A run of records:
+ + + + +

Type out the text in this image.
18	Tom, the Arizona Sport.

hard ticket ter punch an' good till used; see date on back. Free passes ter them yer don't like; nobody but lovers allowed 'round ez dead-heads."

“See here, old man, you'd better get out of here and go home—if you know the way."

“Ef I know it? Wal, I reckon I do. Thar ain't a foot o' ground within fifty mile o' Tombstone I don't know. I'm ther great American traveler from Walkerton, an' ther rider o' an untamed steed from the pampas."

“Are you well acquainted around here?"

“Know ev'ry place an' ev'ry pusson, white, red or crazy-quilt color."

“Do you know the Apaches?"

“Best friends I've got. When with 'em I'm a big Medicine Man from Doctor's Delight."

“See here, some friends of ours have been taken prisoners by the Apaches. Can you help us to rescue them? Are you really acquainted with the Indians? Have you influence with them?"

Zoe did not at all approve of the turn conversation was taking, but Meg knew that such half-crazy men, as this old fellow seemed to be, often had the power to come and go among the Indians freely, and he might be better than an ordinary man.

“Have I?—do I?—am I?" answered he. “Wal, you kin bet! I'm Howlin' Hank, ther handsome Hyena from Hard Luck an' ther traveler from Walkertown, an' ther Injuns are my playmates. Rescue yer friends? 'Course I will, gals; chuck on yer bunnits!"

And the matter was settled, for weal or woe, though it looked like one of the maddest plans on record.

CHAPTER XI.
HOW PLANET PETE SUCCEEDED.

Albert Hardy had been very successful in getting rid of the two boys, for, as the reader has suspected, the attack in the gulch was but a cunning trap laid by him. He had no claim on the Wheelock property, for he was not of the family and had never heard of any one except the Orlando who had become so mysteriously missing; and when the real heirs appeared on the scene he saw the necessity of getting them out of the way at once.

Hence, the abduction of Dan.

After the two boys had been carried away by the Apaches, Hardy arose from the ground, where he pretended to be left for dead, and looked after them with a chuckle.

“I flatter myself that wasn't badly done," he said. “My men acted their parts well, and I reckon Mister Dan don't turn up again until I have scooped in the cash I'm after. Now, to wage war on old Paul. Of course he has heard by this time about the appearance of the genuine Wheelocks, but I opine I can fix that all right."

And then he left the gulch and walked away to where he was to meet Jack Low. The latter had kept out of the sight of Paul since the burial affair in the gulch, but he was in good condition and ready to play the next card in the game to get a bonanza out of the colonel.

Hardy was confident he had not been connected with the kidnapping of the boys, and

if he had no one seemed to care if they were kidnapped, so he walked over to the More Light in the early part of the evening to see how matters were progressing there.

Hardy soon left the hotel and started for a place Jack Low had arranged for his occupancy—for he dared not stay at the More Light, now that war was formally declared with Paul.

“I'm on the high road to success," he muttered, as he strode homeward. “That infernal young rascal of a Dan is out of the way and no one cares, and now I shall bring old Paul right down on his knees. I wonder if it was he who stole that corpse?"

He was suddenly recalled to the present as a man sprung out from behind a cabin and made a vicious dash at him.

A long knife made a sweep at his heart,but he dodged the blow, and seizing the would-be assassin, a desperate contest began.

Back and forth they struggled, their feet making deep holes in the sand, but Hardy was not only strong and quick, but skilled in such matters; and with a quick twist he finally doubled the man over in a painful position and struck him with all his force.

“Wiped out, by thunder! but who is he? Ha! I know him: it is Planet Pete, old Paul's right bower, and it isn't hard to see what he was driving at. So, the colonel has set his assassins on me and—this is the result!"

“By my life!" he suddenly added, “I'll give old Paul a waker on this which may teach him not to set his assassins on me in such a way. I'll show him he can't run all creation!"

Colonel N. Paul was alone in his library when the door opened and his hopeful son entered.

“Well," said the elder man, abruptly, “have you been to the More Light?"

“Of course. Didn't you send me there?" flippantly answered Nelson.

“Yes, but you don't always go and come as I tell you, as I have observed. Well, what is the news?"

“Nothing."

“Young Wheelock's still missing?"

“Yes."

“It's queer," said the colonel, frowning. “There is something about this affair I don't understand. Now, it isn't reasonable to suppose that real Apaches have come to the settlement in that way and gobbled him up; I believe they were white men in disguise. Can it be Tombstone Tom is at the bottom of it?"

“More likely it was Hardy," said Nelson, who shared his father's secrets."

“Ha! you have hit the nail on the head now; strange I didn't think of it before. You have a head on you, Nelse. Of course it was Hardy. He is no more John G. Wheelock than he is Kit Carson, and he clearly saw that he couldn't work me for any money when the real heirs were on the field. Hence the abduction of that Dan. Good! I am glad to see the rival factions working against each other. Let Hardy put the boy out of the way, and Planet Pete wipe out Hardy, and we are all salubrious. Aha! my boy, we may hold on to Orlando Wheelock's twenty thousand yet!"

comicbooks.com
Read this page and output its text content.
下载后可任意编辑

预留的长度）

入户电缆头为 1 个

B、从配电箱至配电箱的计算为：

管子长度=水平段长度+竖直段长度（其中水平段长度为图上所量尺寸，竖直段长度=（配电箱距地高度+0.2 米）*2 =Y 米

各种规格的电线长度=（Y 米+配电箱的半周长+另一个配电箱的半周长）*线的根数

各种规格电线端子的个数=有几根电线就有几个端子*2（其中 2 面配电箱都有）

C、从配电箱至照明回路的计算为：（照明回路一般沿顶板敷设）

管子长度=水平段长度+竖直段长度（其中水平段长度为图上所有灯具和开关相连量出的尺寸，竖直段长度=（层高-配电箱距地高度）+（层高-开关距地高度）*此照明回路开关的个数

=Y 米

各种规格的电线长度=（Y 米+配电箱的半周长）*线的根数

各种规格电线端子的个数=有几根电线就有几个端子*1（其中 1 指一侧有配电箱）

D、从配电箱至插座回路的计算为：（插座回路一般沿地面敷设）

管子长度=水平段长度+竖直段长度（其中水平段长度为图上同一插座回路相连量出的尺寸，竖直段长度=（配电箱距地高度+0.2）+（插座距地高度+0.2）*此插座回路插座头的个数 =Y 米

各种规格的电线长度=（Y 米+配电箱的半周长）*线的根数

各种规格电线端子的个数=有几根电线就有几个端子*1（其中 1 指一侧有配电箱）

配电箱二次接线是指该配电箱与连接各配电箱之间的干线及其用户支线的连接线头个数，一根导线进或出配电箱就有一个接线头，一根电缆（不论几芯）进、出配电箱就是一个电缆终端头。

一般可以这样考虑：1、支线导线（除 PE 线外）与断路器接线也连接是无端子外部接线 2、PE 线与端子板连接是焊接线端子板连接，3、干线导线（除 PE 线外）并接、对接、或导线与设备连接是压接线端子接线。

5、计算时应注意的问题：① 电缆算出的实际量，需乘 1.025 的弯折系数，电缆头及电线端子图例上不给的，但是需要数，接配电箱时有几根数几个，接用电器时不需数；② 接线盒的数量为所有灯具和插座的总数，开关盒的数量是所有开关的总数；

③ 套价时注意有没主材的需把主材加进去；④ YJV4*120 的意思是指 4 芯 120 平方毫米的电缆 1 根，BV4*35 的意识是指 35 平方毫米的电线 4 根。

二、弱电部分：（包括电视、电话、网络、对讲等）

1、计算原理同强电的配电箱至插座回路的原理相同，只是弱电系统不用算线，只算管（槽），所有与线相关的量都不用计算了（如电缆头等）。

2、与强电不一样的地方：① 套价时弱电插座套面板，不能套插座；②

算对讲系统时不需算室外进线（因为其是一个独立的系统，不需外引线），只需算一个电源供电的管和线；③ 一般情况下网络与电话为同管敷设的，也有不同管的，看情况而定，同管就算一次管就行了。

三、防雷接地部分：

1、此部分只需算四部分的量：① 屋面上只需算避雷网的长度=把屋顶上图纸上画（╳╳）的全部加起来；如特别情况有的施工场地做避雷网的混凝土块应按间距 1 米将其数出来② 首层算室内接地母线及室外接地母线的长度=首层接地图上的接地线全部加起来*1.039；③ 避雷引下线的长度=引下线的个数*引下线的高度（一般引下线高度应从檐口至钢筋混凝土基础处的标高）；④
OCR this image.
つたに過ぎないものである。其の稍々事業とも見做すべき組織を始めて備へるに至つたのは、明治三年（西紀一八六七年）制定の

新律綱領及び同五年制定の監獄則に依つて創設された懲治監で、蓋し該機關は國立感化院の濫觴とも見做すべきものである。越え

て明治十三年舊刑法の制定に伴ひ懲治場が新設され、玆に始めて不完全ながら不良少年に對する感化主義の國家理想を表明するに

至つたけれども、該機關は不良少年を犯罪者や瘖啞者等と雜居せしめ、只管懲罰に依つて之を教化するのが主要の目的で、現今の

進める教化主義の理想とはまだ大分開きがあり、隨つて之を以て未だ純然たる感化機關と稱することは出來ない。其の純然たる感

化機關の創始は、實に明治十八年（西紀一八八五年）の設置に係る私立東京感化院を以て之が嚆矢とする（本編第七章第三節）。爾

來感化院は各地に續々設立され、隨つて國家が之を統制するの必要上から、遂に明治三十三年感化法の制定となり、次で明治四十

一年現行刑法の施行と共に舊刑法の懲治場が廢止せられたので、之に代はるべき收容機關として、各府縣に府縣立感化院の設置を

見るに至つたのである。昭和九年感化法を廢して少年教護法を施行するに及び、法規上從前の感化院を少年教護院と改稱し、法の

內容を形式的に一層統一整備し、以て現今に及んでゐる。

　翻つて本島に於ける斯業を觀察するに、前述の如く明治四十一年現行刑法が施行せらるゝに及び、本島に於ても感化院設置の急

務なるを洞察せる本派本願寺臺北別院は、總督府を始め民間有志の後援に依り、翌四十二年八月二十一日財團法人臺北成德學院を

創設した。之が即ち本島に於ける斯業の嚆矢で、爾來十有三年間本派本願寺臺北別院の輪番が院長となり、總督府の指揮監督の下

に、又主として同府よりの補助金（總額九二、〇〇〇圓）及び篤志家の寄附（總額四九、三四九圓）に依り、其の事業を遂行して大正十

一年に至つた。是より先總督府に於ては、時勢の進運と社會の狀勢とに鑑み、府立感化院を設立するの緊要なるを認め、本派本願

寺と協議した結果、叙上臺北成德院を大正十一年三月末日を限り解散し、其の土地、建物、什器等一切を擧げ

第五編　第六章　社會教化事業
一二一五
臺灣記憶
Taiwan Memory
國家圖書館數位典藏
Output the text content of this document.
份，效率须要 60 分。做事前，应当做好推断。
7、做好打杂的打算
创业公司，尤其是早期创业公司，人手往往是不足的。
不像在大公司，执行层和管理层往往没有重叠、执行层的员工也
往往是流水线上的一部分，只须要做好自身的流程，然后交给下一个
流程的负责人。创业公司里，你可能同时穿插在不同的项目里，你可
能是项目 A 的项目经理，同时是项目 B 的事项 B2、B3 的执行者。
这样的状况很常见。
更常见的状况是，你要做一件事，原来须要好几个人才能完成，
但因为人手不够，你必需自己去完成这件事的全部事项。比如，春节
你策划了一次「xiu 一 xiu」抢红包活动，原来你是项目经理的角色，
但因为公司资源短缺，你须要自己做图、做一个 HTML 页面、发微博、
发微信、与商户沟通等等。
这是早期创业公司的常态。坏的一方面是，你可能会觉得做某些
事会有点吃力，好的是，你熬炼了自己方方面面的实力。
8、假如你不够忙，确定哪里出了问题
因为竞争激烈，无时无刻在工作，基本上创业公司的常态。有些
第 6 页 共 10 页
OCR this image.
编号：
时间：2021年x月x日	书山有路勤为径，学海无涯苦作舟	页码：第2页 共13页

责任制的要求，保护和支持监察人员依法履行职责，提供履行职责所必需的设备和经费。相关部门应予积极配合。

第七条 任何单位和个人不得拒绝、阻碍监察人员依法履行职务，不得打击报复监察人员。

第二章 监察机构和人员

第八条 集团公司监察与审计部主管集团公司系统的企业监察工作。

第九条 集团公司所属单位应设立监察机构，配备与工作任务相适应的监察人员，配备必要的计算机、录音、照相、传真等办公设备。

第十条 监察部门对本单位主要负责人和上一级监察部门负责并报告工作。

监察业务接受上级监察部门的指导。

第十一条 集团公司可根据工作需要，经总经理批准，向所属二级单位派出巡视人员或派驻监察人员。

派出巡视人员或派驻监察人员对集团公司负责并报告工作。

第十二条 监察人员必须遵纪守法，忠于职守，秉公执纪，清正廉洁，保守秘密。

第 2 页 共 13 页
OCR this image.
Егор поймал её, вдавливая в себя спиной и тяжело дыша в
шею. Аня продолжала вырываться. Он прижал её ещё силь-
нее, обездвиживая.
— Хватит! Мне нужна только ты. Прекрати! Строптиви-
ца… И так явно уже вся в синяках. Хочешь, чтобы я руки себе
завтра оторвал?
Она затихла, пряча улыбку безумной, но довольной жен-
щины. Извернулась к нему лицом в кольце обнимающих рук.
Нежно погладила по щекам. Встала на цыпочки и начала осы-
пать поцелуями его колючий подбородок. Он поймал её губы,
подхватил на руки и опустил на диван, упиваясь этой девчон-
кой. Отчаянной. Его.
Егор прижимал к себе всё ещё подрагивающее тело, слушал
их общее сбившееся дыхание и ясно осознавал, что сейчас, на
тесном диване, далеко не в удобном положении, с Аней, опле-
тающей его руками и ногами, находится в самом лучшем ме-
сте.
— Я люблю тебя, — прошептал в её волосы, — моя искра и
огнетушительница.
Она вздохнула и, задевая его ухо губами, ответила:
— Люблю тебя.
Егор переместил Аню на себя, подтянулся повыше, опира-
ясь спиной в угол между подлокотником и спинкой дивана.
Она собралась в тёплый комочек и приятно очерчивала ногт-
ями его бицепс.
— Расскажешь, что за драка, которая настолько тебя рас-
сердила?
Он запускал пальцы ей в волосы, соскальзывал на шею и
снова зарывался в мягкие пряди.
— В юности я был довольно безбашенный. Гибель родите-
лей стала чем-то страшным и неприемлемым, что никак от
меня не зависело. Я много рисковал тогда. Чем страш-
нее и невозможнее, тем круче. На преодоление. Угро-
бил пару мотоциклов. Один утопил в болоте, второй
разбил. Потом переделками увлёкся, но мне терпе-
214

+ + + + +

■ **WORK REQUIRED**:
Look through the entries above; copy each line where the string "from" appears.

■ **TASK OUTPUT**:
“Ef I know it? Wal, I reckon I do. Thar ain't a foot o' ground within fifty mile o' Tombstone I don't know. I'm ther great American traveler from Walkerton, an' ther rider o' an untamed steed from the pampas."
“Best friends I've got. When with 'em I'm a big Medicine Man from Doctor's Delight."
“Have I?—do I?—am I?" answered he. “Wal, you kin bet! I'm Howlin' Hank, ther handsome Hyena from Hard Luck an' ther traveler from Walkertown, an' ther Injuns are my playmates. Rescue yer friends? 'Course I will, gals; chuck on yer bunnits!"
After the two boys had been carried away by the Apaches, Hardy arose from the ground, where he pretended to be left for dead, and looked after them with a chuckle.
He was suddenly recalled to the present as a man sprung out from behind a cabin and made a vicious dash at him.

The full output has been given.